* **What is required**
Leave out the pictures; transcribe all else exactly.

### Given records

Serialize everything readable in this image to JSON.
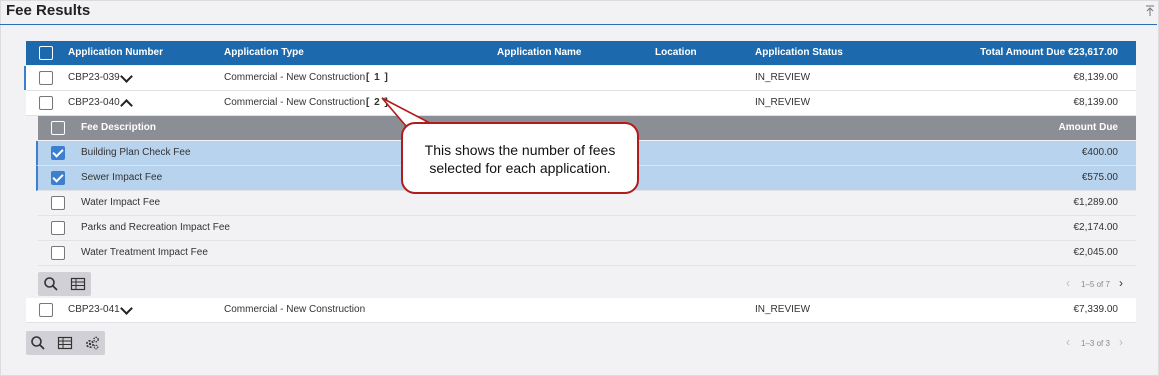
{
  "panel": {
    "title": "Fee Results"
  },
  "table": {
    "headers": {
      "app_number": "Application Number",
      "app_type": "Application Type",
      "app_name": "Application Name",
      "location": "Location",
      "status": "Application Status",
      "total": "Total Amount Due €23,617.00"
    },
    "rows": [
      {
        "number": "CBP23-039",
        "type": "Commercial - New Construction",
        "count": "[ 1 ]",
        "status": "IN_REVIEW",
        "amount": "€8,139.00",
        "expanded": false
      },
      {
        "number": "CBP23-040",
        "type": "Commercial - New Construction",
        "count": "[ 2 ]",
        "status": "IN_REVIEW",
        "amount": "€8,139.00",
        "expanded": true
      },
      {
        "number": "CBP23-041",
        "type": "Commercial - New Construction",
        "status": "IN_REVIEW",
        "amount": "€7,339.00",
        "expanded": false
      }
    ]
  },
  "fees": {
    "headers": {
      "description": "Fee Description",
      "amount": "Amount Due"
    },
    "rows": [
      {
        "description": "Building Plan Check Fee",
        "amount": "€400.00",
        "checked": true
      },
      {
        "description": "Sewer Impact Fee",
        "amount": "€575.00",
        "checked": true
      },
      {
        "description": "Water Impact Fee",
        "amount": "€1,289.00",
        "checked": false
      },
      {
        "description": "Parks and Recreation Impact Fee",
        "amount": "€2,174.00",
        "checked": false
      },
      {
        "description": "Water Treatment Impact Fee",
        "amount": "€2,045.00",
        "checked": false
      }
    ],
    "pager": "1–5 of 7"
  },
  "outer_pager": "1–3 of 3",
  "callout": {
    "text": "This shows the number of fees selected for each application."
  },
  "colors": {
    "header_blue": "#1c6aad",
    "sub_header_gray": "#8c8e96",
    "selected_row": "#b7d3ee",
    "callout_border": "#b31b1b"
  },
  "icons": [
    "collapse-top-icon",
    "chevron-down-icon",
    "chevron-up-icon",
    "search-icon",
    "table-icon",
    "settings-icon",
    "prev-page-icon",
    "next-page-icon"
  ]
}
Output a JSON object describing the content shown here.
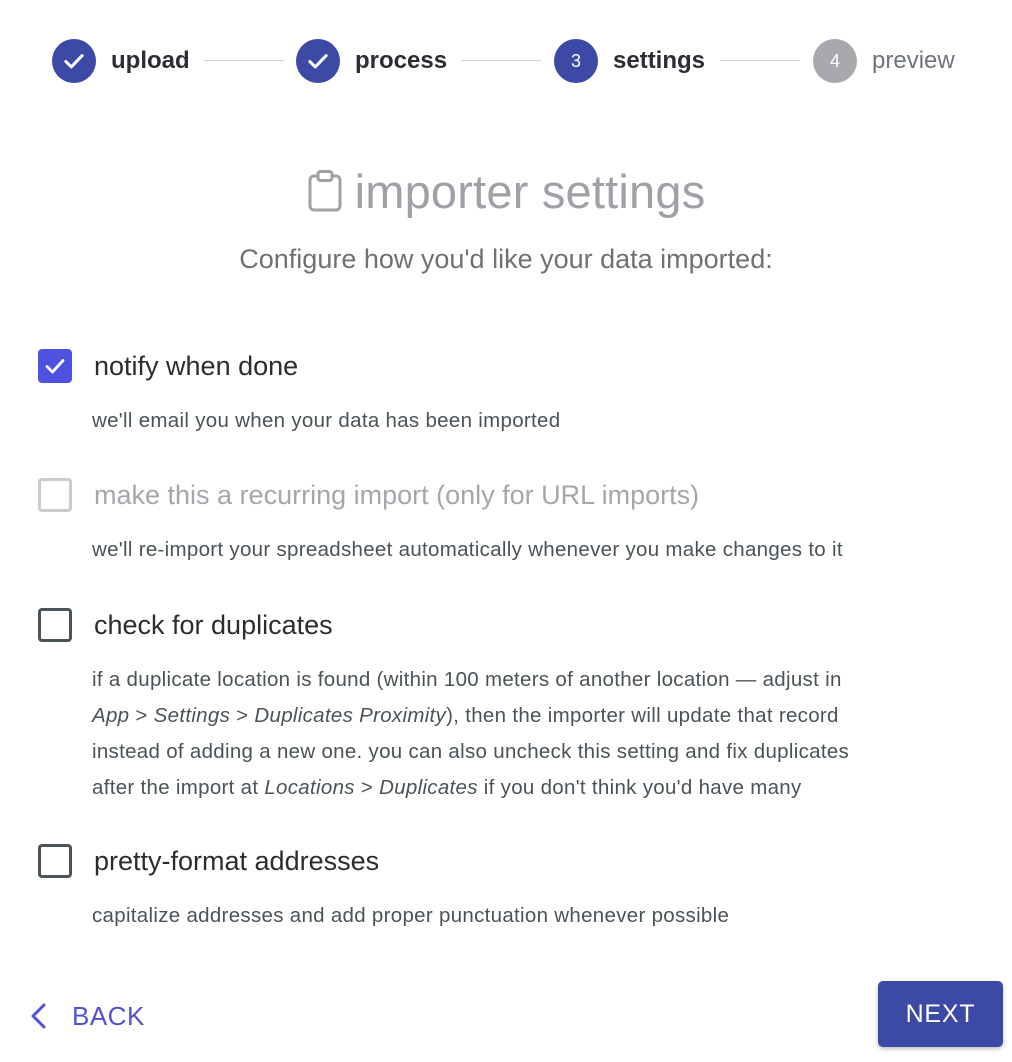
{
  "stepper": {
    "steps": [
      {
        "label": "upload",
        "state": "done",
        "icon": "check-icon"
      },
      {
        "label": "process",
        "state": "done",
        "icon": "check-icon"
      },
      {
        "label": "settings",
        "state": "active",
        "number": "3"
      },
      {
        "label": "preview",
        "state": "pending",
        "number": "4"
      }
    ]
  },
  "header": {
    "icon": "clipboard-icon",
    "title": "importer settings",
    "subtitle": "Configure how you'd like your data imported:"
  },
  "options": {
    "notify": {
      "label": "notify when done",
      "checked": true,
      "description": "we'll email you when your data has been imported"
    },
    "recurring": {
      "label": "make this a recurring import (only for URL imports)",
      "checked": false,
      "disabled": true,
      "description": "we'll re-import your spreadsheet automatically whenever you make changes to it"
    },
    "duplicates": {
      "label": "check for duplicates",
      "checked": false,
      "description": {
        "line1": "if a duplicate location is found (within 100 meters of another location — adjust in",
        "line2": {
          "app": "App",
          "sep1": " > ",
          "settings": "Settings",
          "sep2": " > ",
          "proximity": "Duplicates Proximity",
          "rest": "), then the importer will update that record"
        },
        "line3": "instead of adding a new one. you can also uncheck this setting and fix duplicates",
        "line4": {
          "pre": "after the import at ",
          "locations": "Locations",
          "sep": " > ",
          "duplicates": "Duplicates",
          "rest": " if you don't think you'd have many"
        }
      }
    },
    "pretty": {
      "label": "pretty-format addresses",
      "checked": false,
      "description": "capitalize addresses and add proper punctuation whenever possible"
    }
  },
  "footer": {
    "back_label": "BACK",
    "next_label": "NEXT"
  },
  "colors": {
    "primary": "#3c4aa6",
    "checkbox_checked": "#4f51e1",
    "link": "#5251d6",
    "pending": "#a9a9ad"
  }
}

######

* **Exercise result**
Serialize everything readable in this image to JSON.
{
  "panel": {
    "title": "Fee Results"
  },
  "table": {
    "headers": {
      "app_number": "Application Number",
      "app_type": "Application Type",
      "app_name": "Application Name",
      "location": "Location",
      "status": "Application Status",
      "total": "Total Amount Due €23,617.00"
    },
    "rows": [
      {
        "number": "CBP23-039",
        "type": "Commercial - New Construction",
        "count": "[ 1 ]",
        "status": "IN_REVIEW",
        "amount": "€8,139.00",
        "expanded": false
      },
      {
        "number": "CBP23-040",
        "type": "Commercial - New Construction",
        "count": "[ 2 ]",
        "status": "IN_REVIEW",
        "amount": "€8,139.00",
        "expanded": true
      },
      {
        "number": "CBP23-041",
        "type": "Commercial - New Construction",
        "status": "IN_REVIEW",
        "amount": "€7,339.00",
        "expanded": false
      }
    ]
  },
  "fees": {
    "headers": {
      "description": "Fee Description",
      "amount": "Amount Due"
    },
    "rows": [
      {
        "description": "Building Plan Check Fee",
        "amount": "€400.00",
        "checked": true
      },
      {
        "description": "Sewer Impact Fee",
        "amount": "€575.00",
        "checked": true
      },
      {
        "description": "Water Impact Fee",
        "amount": "€1,289.00",
        "checked": false
      },
      {
        "description": "Parks and Recreation Impact Fee",
        "amount": "€2,174.00",
        "checked": false
      },
      {
        "description": "Water Treatment Impact Fee",
        "amount": "€2,045.00",
        "checked": false
      }
    ],
    "pager": "1–5 of 7"
  },
  "outer_pager": "1–3 of 3",
  "callout": {
    "text": "This shows the number of fees selected for each application."
  },
  "colors": {
    "header_blue": "#1c6aad",
    "sub_header_gray": "#8c8e96",
    "selected_row": "#b7d3ee",
    "callout_border": "#b31b1b"
  },
  "icons": [
    "collapse-top-icon",
    "chevron-down-icon",
    "chevron-up-icon",
    "search-icon",
    "table-icon",
    "settings-icon",
    "prev-page-icon",
    "next-page-icon"
  ]
}
Output a JSON object describing the content shown here.
{
  "stepper": {
    "steps": [
      {
        "label": "upload",
        "state": "done",
        "icon": "check-icon"
      },
      {
        "label": "process",
        "state": "done",
        "icon": "check-icon"
      },
      {
        "label": "settings",
        "state": "active",
        "number": "3"
      },
      {
        "label": "preview",
        "state": "pending",
        "number": "4"
      }
    ]
  },
  "header": {
    "icon": "clipboard-icon",
    "title": "importer settings",
    "subtitle": "Configure how you'd like your data imported:"
  },
  "options": {
    "notify": {
      "label": "notify when done",
      "checked": true,
      "description": "we'll email you when your data has been imported"
    },
    "recurring": {
      "label": "make this a recurring import (only for URL imports)",
      "checked": false,
      "disabled": true,
      "description": "we'll re-import your spreadsheet automatically whenever you make changes to it"
    },
    "duplicates": {
      "label": "check for duplicates",
      "checked": false,
      "description": {
        "line1": "if a duplicate location is found (within 100 meters of another location — adjust in",
        "line2": {
          "app": "App",
          "sep1": " > ",
          "settings": "Settings",
          "sep2": " > ",
          "proximity": "Duplicates Proximity",
          "rest": "), then the importer will update that record"
        },
        "line3": "instead of adding a new one. you can also uncheck this setting and fix duplicates",
        "line4": {
          "pre": "after the import at ",
          "locations": "Locations",
          "sep": " > ",
          "duplicates": "Duplicates",
          "rest": " if you don't think you'd have many"
        }
      }
    },
    "pretty": {
      "label": "pretty-format addresses",
      "checked": false,
      "description": "capitalize addresses and add proper punctuation whenever possible"
    }
  },
  "footer": {
    "back_label": "BACK",
    "next_label": "NEXT"
  },
  "colors": {
    "primary": "#3c4aa6",
    "checkbox_checked": "#4f51e1",
    "link": "#5251d6",
    "pending": "#a9a9ad"
  }
}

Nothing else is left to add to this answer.